• [Set problem] Copy out each line featuring the string "term" from the entries beneath.

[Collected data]
- - - - - - -
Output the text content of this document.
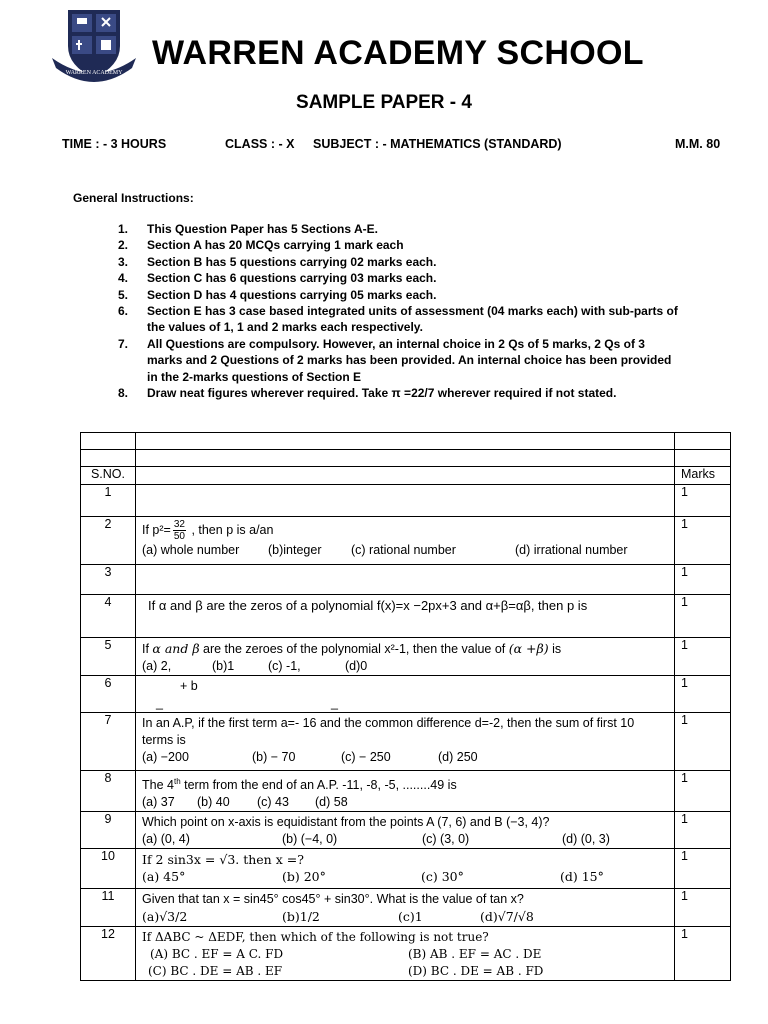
WARREN ACADEMY
WARREN ACADEMY SCHOOL
SAMPLE PAPER - 4
TIME : - 3 HOURS	CLASS : - X SUBJECT : - MATHEMATICS (STANDARD)	M.M. 80
General Instructions:
1. This Question Paper has 5 Sections A-E.
2. Section A has 20 MCQs carrying 1 mark each
3. Section B has 5 questions carrying 02 marks each.
4. Section C has 6 questions carrying 03 marks each.
5. Section D has 4 questions carrying 05 marks each.
6. Section E has 3 case based integrated units of assessment (04 marks each) with sub-parts of the values of 1, 1 and 2 marks each respectively.
7. All Questions are compulsory. However, an internal choice in 2 Qs of 5 marks, 2 Qs of 3 marks and 2 Questions of 2 marks has been provided. An internal choice has been provided in the 2-marks questions of Section E
8. Draw neat figures wherever required. Take π =22/7 wherever required if not stated.

S.NO.		Marks
1		1
2	If $p^2= \frac{32}{50}$ , then p is a/an
(a) whole number (b)integer (c) rational number (d) irrational number	1
3		1
4	If α and β are the zeros of a polynomial f(x)=x −2px+3 and α+β=αβ, then p is	1
5	If α and β are the zeroes of the polynomial x²-1, then the value of (α +β) is
(a) 2, (b)1 (c) -1, (d)0	1
6	+ b
_ _	1
7	In an A.P, if the first term a=- 16 and the common difference d=-2, then the sum of first 10 terms is
(a) −200 (b) − 70 (c) − 250 (d) 250	1
8	The 4th term from the end of an A.P. -11, -8, -5, ........49 is
(a) 37 (b) 40 (c) 43 (d) 58	1
9	Which point on x-axis is equidistant from the points A (7, 6) and B (−3, 4)?
(a) (0, 4) (b) (−4, 0) (c) (3, 0) (d) (0, 3)	1
10	If 2 sin3x = √3. then x =?
(a) 45° (b) 20° (c) 30° (d) 15°	1
11	Given that tan x = sin45° cos45° + sin30°. What is the value of tan x?
(a)√3/2 (b)1/2 (c)1 (d)√7/√8	1
12	If ΔABC ~ ΔEDF, then which of the following is not true?
(A) BC . EF = A C. FD (B) AB . EF = AC . DE
(C) BC . DE = AB . EF (D) BC . DE = AB . FD	1
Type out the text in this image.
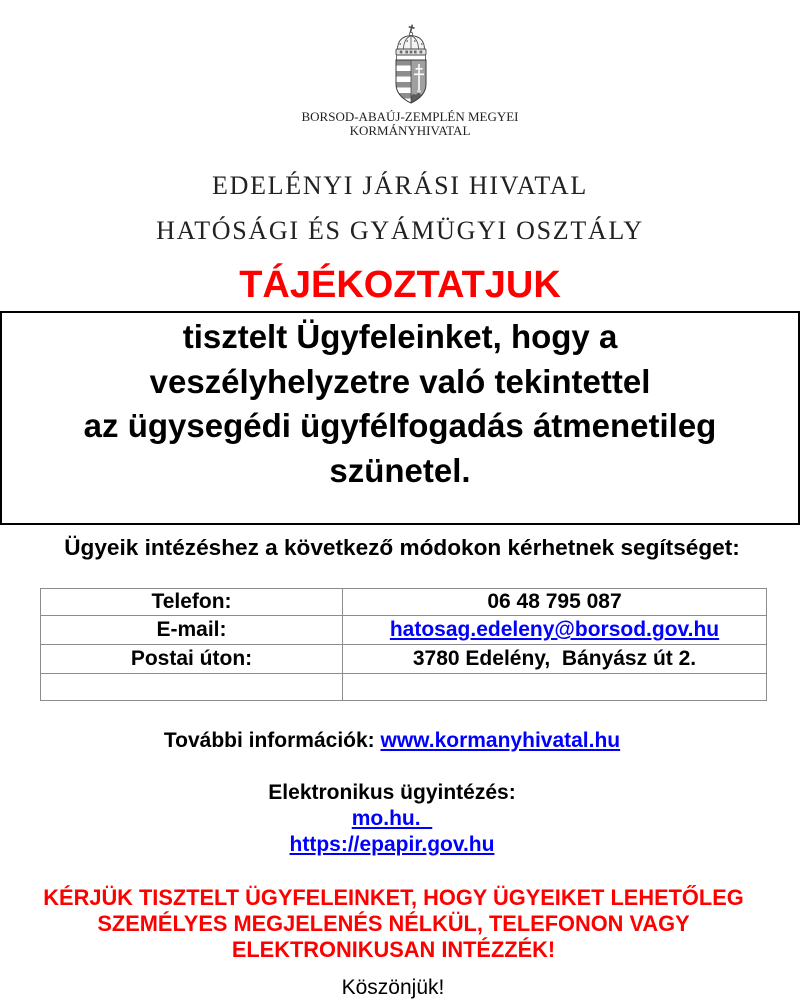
BORSOD-ABAÚJ-ZEMPLÉN MEGYEI
KORMÁNYHIVATAL
EDELÉNYI JÁRÁSI HIVATAL
HATÓSÁGI ÉS GYÁMÜGYI OSZTÁLY
TÁJÉKOZTATJUK
tisztelt Ügyfeleinket, hogy a
veszélyhelyzetre való tekintettel
az ügysegédi ügyfélfogadás átmenetileg
szünetel.
Ügyeik intézéshez a következő módokon kérhetnek segítséget:
Telefon:	06 48 795 087
E-mail:	hatosag.edeleny@borsod.gov.hu
Postai úton:	3780 Edelény,  Bányász út 2.

További információk: www.kormanyhivatal.hu
Elektronikus ügyintézés:
mo.hu.
https://epapir.gov.hu
KÉRJÜK TISZTELT ÜGYFELEINKET, HOGY ÜGYEIKET LEHETŐLEG
SZEMÉLYES MEGJELENÉS NÉLKÜL, TELEFONON VAGY
ELEKTRONIKUSAN INTÉZZÉK!
Köszönjük!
- - - - - - -
• [Task result]
7	In an A.P, if the first term a=- 16 and the common difference d=-2, then the sum of first 10 terms is
8	The 4th term from the end of an A.P. -11, -8, -5, ........49 is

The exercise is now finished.